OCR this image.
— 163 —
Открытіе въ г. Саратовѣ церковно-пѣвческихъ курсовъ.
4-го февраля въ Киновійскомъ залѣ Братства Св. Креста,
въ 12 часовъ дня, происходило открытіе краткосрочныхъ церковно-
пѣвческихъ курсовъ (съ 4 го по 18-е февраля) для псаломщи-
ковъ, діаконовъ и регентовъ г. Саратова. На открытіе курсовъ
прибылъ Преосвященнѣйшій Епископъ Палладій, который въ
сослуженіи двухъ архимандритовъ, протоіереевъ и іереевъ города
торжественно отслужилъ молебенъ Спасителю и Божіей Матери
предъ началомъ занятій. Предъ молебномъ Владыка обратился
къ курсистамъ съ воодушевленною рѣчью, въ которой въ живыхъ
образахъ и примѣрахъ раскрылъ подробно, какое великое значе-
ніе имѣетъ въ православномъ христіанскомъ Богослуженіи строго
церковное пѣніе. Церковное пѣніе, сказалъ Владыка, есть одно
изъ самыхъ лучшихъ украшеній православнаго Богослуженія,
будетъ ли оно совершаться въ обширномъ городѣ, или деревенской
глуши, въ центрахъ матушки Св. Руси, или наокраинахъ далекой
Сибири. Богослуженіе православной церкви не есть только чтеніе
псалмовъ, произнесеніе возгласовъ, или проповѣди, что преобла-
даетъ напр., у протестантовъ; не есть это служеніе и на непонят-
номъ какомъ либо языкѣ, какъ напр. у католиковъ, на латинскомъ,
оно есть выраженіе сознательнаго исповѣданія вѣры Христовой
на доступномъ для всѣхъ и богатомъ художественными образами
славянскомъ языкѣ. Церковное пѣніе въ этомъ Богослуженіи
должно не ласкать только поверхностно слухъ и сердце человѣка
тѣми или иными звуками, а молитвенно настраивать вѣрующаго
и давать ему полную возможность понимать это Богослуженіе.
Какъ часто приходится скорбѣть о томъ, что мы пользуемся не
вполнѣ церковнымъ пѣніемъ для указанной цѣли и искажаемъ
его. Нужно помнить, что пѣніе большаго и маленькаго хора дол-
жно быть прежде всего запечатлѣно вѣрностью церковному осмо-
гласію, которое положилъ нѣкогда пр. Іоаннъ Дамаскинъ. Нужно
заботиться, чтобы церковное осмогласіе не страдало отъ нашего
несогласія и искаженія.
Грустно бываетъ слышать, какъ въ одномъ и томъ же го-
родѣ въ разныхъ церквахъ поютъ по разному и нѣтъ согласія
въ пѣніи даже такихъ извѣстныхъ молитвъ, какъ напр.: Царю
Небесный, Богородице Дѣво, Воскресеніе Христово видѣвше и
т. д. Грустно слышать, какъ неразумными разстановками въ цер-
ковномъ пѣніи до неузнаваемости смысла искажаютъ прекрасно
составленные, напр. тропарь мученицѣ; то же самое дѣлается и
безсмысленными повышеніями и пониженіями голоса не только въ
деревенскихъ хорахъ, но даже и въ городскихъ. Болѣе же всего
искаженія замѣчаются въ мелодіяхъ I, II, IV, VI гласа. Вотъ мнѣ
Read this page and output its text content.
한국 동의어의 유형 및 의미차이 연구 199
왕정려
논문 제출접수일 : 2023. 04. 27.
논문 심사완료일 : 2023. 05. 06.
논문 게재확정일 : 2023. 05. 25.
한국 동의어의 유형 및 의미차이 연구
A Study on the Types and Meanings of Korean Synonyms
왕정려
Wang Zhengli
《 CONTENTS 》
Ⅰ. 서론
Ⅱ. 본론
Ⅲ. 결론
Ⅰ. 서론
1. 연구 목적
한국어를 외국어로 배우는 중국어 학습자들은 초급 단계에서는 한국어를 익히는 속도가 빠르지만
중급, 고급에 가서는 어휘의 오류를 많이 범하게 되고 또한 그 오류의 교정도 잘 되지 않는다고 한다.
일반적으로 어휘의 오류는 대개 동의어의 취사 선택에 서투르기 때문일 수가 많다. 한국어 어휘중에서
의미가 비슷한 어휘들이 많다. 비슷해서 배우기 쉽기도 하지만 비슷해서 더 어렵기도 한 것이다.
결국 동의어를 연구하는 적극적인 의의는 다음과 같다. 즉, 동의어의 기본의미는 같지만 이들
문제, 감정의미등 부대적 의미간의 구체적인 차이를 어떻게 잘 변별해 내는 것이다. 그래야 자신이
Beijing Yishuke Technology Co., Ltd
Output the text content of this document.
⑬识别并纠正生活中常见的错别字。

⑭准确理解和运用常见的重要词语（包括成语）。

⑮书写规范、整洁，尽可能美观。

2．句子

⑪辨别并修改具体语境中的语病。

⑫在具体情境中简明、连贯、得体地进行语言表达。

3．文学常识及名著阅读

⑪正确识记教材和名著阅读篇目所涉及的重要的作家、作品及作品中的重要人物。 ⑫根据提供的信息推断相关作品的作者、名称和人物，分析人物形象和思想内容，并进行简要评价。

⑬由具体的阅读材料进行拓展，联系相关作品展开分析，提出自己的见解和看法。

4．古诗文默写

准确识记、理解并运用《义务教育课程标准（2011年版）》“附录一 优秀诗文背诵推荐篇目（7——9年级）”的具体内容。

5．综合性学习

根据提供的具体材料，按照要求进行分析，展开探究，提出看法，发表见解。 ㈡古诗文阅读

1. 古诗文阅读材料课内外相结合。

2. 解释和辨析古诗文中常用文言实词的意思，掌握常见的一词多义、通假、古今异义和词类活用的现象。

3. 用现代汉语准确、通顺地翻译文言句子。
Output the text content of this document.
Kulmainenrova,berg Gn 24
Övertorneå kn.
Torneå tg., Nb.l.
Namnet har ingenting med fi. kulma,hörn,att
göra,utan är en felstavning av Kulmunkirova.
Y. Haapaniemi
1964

Problem description – Print out every record again, exactly and in full.

Response –
OCR this image.
— 163 —
Открытіе въ г. Саратовѣ церковно-пѣвческихъ курсовъ.
4-го февраля въ Киновійскомъ залѣ Братства Св. Креста,
въ 12 часовъ дня, происходило открытіе краткосрочныхъ церковно-
пѣвческихъ курсовъ (съ 4 го по 18-е февраля) для псаломщи-
ковъ, діаконовъ и регентовъ г. Саратова. На открытіе курсовъ
прибылъ Преосвященнѣйшій Епископъ Палладій, который въ
сослуженіи двухъ архимандритовъ, протоіереевъ и іереевъ города
торжественно отслужилъ молебенъ Спасителю и Божіей Матери
предъ началомъ занятій. Предъ молебномъ Владыка обратился
къ курсистамъ съ воодушевленною рѣчью, въ которой въ живыхъ
образахъ и примѣрахъ раскрылъ подробно, какое великое значе-
ніе имѣетъ въ православномъ христіанскомъ Богослуженіи строго
церковное пѣніе. Церковное пѣніе, сказалъ Владыка, есть одно
изъ самыхъ лучшихъ украшеній православнаго Богослуженія,
будетъ ли оно совершаться въ обширномъ городѣ, или деревенской
глуши, въ центрахъ матушки Св. Руси, или наокраинахъ далекой
Сибири. Богослуженіе православной церкви не есть только чтеніе
псалмовъ, произнесеніе возгласовъ, или проповѣди, что преобла-
даетъ напр., у протестантовъ; не есть это служеніе и на непонят-
номъ какомъ либо языкѣ, какъ напр. у католиковъ, на латинскомъ,
оно есть выраженіе сознательнаго исповѣданія вѣры Христовой
на доступномъ для всѣхъ и богатомъ художественными образами
славянскомъ языкѣ. Церковное пѣніе въ этомъ Богослуженіи
должно не ласкать только поверхностно слухъ и сердце человѣка
тѣми или иными звуками, а молитвенно настраивать вѣрующаго
и давать ему полную возможность понимать это Богослуженіе.
Какъ часто приходится скорбѣть о томъ, что мы пользуемся не
вполнѣ церковнымъ пѣніемъ для указанной цѣли и искажаемъ
его. Нужно помнить, что пѣніе большаго и маленькаго хора дол-
жно быть прежде всего запечатлѣно вѣрностью церковному осмо-
гласію, которое положилъ нѣкогда пр. Іоаннъ Дамаскинъ. Нужно
заботиться, чтобы церковное осмогласіе не страдало отъ нашего
несогласія и искаженія.
Грустно бываетъ слышать, какъ въ одномъ и томъ же го-
родѣ въ разныхъ церквахъ поютъ по разному и нѣтъ согласія
въ пѣніи даже такихъ извѣстныхъ молитвъ, какъ напр.: Царю
Небесный, Богородице Дѣво, Воскресеніе Христово видѣвше и
т. д. Грустно слышать, какъ неразумными разстановками въ цер-
ковномъ пѣніи до неузнаваемости смысла искажаютъ прекрасно
составленные, напр. тропарь мученицѣ; то же самое дѣлается и
безсмысленными повышеніями и пониженіями голоса не только въ
деревенскихъ хорахъ, но даже и въ городскихъ. Болѣе же всего
искаженія замѣчаются въ мелодіяхъ I, II, IV, VI гласа. Вотъ мнѣ
Read this page and output its text content.
한국 동의어의 유형 및 의미차이 연구 199
왕정려
논문 제출접수일 : 2023. 04. 27.
논문 심사완료일 : 2023. 05. 06.
논문 게재확정일 : 2023. 05. 25.
한국 동의어의 유형 및 의미차이 연구
A Study on the Types and Meanings of Korean Synonyms
왕정려
Wang Zhengli
《 CONTENTS 》
Ⅰ. 서론
Ⅱ. 본론
Ⅲ. 결론
Ⅰ. 서론
1. 연구 목적
한국어를 외국어로 배우는 중국어 학습자들은 초급 단계에서는 한국어를 익히는 속도가 빠르지만
중급, 고급에 가서는 어휘의 오류를 많이 범하게 되고 또한 그 오류의 교정도 잘 되지 않는다고 한다.
일반적으로 어휘의 오류는 대개 동의어의 취사 선택에 서투르기 때문일 수가 많다. 한국어 어휘중에서
의미가 비슷한 어휘들이 많다. 비슷해서 배우기 쉽기도 하지만 비슷해서 더 어렵기도 한 것이다.
결국 동의어를 연구하는 적극적인 의의는 다음과 같다. 즉, 동의어의 기본의미는 같지만 이들
문제, 감정의미등 부대적 의미간의 구체적인 차이를 어떻게 잘 변별해 내는 것이다. 그래야 자신이
Beijing Yishuke Technology Co., Ltd
Output the text content of this document.
⑬识别并纠正生活中常见的错别字。

⑭准确理解和运用常见的重要词语（包括成语）。

⑮书写规范、整洁，尽可能美观。

2．句子

⑪辨别并修改具体语境中的语病。

⑫在具体情境中简明、连贯、得体地进行语言表达。

3．文学常识及名著阅读

⑪正确识记教材和名著阅读篇目所涉及的重要的作家、作品及作品中的重要人物。 ⑫根据提供的信息推断相关作品的作者、名称和人物，分析人物形象和思想内容，并进行简要评价。

⑬由具体的阅读材料进行拓展，联系相关作品展开分析，提出自己的见解和看法。

4．古诗文默写

准确识记、理解并运用《义务教育课程标准（2011年版）》“附录一 优秀诗文背诵推荐篇目（7——9年级）”的具体内容。

5．综合性学习

根据提供的具体材料，按照要求进行分析，展开探究，提出看法，发表见解。 ㈡古诗文阅读

1. 古诗文阅读材料课内外相结合。

2. 解释和辨析古诗文中常用文言实词的意思，掌握常见的一词多义、通假、古今异义和词类活用的现象。

3. 用现代汉语准确、通顺地翻译文言句子。
Output the text content of this document.
Kulmainenrova,berg Gn 24
Övertorneå kn.
Torneå tg., Nb.l.
Namnet har ingenting med fi. kulma,hörn,att
göra,utan är en felstavning av Kulmunkirova.
Y. Haapaniemi
1964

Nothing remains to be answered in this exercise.